== Task requirements ==
Select from the records below every line that has the word "Udalak" in it.

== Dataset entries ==

--------------------

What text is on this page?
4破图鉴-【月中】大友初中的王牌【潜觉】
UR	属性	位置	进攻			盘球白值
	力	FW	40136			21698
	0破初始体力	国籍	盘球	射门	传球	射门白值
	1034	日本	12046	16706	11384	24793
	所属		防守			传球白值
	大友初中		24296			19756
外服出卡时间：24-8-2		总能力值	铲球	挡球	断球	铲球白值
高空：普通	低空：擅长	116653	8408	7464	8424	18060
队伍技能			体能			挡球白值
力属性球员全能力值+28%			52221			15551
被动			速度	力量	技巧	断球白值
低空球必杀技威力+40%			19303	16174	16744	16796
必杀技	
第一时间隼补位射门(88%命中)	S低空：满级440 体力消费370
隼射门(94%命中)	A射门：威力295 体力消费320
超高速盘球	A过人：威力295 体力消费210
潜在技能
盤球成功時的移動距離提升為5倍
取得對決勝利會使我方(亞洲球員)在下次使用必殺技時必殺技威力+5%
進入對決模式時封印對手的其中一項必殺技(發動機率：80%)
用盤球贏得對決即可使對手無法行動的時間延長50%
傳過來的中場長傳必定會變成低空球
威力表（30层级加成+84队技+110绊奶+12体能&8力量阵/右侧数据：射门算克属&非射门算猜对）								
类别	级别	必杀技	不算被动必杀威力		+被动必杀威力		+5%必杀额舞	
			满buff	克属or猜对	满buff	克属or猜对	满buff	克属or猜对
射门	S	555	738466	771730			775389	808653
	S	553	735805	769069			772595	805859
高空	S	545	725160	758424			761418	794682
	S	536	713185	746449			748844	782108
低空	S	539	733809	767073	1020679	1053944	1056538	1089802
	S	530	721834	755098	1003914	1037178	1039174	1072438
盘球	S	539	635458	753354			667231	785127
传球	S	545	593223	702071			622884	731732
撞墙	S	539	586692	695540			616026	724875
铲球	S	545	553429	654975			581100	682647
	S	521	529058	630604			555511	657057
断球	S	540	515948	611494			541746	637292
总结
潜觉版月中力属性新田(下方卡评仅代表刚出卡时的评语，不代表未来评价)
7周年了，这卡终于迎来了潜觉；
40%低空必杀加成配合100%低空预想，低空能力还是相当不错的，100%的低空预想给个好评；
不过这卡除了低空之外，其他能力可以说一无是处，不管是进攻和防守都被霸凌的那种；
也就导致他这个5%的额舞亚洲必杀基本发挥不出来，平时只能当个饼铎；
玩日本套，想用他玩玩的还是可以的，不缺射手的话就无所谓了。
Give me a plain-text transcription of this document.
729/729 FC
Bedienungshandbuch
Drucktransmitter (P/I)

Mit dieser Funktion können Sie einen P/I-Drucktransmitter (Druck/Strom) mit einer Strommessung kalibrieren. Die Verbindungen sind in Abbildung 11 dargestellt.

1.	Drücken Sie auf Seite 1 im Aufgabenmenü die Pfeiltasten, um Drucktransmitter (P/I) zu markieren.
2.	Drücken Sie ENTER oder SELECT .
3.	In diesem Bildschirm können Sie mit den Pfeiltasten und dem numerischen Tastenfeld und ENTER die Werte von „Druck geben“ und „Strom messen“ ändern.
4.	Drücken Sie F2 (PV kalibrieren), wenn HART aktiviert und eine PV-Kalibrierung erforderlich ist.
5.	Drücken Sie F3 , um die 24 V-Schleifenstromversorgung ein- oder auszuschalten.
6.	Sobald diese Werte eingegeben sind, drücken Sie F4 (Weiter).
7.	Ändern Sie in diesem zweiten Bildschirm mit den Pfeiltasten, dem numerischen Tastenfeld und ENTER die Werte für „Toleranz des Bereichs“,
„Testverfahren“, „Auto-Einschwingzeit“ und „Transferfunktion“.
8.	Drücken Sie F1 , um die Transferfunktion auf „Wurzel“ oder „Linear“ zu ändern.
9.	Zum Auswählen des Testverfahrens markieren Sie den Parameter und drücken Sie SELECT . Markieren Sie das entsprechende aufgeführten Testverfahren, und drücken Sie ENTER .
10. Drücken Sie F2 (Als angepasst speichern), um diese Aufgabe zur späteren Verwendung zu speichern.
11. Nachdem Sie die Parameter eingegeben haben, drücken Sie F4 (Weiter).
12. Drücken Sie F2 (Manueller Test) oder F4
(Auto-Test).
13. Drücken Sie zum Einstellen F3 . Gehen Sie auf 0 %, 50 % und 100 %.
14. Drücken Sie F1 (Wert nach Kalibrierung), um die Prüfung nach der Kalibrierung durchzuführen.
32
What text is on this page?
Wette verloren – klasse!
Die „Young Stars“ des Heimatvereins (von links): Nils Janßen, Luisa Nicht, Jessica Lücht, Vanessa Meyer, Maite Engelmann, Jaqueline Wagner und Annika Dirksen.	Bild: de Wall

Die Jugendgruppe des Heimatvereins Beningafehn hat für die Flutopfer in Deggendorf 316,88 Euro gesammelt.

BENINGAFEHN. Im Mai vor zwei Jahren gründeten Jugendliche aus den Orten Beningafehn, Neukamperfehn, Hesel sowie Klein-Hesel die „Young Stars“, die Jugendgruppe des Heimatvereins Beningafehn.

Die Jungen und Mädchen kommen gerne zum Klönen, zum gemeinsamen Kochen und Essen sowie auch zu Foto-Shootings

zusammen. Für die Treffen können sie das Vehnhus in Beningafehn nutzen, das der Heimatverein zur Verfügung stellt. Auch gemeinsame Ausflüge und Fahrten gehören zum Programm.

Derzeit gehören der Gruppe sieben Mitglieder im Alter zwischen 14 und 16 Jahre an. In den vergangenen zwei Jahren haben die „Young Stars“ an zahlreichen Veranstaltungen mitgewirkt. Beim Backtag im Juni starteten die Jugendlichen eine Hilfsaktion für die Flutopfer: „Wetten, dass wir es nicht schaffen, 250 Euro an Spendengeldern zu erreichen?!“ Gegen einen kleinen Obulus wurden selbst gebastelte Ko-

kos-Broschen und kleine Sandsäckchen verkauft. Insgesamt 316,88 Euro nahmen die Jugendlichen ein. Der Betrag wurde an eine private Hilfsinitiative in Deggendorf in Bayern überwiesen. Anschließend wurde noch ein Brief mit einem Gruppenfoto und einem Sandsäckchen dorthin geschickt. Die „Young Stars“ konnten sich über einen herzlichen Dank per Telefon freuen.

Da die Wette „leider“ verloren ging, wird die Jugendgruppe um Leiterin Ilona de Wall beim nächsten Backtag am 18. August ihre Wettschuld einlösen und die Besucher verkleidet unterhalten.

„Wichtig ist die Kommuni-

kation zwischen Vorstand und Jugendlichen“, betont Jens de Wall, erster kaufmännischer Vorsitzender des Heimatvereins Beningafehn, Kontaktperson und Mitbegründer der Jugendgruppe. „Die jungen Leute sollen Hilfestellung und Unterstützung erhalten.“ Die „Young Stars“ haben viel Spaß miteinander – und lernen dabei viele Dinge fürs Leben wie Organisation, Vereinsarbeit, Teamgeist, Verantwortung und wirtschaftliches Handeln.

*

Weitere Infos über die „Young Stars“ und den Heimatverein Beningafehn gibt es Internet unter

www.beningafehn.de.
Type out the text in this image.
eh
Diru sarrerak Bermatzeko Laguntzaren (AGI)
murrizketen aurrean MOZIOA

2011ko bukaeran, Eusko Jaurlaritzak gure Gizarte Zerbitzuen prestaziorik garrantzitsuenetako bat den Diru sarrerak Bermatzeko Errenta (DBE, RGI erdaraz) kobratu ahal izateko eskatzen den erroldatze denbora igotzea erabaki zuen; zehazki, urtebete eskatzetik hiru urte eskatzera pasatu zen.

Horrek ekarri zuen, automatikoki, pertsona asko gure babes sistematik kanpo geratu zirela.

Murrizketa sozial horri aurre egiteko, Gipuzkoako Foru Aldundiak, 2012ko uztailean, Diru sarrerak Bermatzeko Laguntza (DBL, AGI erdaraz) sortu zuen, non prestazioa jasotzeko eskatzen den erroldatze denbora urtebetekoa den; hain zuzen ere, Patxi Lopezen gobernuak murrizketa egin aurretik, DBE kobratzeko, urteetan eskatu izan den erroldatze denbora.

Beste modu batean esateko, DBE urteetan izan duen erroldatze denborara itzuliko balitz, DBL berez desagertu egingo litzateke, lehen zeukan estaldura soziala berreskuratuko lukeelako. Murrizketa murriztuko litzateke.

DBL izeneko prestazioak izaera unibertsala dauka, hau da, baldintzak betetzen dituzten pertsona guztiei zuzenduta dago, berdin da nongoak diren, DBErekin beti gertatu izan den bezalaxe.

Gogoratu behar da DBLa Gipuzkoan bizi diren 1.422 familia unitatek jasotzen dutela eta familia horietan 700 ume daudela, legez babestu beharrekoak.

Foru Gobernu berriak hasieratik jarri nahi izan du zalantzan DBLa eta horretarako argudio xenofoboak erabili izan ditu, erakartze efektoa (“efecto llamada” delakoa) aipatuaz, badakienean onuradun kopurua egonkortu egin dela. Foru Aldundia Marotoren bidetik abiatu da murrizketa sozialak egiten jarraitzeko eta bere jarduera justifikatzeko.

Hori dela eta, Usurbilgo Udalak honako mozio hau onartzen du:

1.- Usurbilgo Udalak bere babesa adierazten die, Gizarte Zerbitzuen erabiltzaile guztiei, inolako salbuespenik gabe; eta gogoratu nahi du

--------------------

== Worked answer ==
Hori dela eta, Usurbilgo Udalak honako mozio hau onartzen du:
1.- Usurbilgo Udalak bere babesa adierazten die, Gizarte Zerbitzuen erabiltzaile guztiei, inolako salbuespenik gabe; eta gogoratu nahi du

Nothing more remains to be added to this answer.